** START OF Data rows **

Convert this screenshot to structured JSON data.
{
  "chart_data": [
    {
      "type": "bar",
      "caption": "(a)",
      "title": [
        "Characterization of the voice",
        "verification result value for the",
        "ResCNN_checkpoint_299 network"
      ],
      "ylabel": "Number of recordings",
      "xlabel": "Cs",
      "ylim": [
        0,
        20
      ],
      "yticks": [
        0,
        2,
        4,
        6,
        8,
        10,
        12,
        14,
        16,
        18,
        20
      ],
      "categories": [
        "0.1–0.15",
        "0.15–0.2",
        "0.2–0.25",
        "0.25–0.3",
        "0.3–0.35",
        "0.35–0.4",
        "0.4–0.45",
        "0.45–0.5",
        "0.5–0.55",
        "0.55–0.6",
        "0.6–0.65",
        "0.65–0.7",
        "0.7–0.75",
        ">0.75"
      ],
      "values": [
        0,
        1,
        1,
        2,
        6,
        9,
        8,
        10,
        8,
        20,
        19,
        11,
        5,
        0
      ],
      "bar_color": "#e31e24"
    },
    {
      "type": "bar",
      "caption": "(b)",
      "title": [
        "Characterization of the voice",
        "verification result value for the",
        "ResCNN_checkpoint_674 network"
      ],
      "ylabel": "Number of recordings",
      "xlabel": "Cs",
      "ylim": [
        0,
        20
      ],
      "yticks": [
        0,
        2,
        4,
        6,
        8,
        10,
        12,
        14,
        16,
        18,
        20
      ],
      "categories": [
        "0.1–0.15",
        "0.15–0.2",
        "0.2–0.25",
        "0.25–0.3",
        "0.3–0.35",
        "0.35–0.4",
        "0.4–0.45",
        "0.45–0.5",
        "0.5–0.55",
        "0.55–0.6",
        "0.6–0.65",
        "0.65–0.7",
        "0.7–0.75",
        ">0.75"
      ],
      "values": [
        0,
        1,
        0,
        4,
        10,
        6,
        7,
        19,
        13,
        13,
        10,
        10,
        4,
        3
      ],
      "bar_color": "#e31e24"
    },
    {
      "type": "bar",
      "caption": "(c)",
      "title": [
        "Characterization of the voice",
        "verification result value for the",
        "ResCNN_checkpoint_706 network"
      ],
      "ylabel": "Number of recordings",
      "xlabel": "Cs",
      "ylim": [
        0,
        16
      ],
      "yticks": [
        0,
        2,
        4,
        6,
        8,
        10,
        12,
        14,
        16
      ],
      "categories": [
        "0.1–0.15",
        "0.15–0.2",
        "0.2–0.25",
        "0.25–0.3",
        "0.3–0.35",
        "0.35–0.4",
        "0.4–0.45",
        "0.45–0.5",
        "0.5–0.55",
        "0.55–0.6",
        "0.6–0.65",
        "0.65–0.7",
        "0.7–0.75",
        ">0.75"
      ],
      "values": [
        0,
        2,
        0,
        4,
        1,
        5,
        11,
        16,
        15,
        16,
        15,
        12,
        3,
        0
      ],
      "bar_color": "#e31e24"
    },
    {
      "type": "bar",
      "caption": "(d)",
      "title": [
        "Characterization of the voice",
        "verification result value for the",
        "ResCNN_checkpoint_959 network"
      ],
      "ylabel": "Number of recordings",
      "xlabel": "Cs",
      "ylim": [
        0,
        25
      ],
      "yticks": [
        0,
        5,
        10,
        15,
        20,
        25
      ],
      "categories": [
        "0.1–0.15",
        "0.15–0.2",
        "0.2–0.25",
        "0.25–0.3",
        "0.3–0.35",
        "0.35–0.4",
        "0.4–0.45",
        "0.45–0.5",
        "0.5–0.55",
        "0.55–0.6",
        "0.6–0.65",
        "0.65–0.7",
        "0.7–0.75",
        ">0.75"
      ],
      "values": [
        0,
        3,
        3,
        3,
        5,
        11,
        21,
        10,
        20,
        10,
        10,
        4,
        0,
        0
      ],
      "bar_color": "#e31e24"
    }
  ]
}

** END OF Data rows **

- Directions
Retype the data exactly as given.

- Reply
Convert this screenshot to structured JSON data.
{
  "chart_data": [
    {
      "type": "bar",
      "caption": "(a)",
      "title": [
        "Characterization of the voice",
        "verification result value for the",
        "ResCNN_checkpoint_299 network"
      ],
      "ylabel": "Number of recordings",
      "xlabel": "Cs",
      "ylim": [
        0,
        20
      ],
      "yticks": [
        0,
        2,
        4,
        6,
        8,
        10,
        12,
        14,
        16,
        18,
        20
      ],
      "categories": [
        "0.1–0.15",
        "0.15–0.2",
        "0.2–0.25",
        "0.25–0.3",
        "0.3–0.35",
        "0.35–0.4",
        "0.4–0.45",
        "0.45–0.5",
        "0.5–0.55",
        "0.55–0.6",
        "0.6–0.65",
        "0.65–0.7",
        "0.7–0.75",
        ">0.75"
      ],
      "values": [
        0,
        1,
        1,
        2,
        6,
        9,
        8,
        10,
        8,
        20,
        19,
        11,
        5,
        0
      ],
      "bar_color": "#e31e24"
    },
    {
      "type": "bar",
      "caption": "(b)",
      "title": [
        "Characterization of the voice",
        "verification result value for the",
        "ResCNN_checkpoint_674 network"
      ],
      "ylabel": "Number of recordings",
      "xlabel": "Cs",
      "ylim": [
        0,
        20
      ],
      "yticks": [
        0,
        2,
        4,
        6,
        8,
        10,
        12,
        14,
        16,
        18,
        20
      ],
      "categories": [
        "0.1–0.15",
        "0.15–0.2",
        "0.2–0.25",
        "0.25–0.3",
        "0.3–0.35",
        "0.35–0.4",
        "0.4–0.45",
        "0.45–0.5",
        "0.5–0.55",
        "0.55–0.6",
        "0.6–0.65",
        "0.65–0.7",
        "0.7–0.75",
        ">0.75"
      ],
      "values": [
        0,
        1,
        0,
        4,
        10,
        6,
        7,
        19,
        13,
        13,
        10,
        10,
        4,
        3
      ],
      "bar_color": "#e31e24"
    },
    {
      "type": "bar",
      "caption": "(c)",
      "title": [
        "Characterization of the voice",
        "verification result value for the",
        "ResCNN_checkpoint_706 network"
      ],
      "ylabel": "Number of recordings",
      "xlabel": "Cs",
      "ylim": [
        0,
        16
      ],
      "yticks": [
        0,
        2,
        4,
        6,
        8,
        10,
        12,
        14,
        16
      ],
      "categories": [
        "0.1–0.15",
        "0.15–0.2",
        "0.2–0.25",
        "0.25–0.3",
        "0.3–0.35",
        "0.35–0.4",
        "0.4–0.45",
        "0.45–0.5",
        "0.5–0.55",
        "0.55–0.6",
        "0.6–0.65",
        "0.65–0.7",
        "0.7–0.75",
        ">0.75"
      ],
      "values": [
        0,
        2,
        0,
        4,
        1,
        5,
        11,
        16,
        15,
        16,
        15,
        12,
        3,
        0
      ],
      "bar_color": "#e31e24"
    },
    {
      "type": "bar",
      "caption": "(d)",
      "title": [
        "Characterization of the voice",
        "verification result value for the",
        "ResCNN_checkpoint_959 network"
      ],
      "ylabel": "Number of recordings",
      "xlabel": "Cs",
      "ylim": [
        0,
        25
      ],
      "yticks": [
        0,
        5,
        10,
        15,
        20,
        25
      ],
      "categories": [
        "0.1–0.15",
        "0.15–0.2",
        "0.2–0.25",
        "0.25–0.3",
        "0.3–0.35",
        "0.35–0.4",
        "0.4–0.45",
        "0.45–0.5",
        "0.5–0.55",
        "0.55–0.6",
        "0.6–0.65",
        "0.65–0.7",
        "0.7–0.75",
        ">0.75"
      ],
      "values": [
        0,
        3,
        3,
        3,
        5,
        11,
        21,
        10,
        20,
        10,
        10,
        4,
        0,
        0
      ],
      "bar_color": "#e31e24"
    }
  ]
}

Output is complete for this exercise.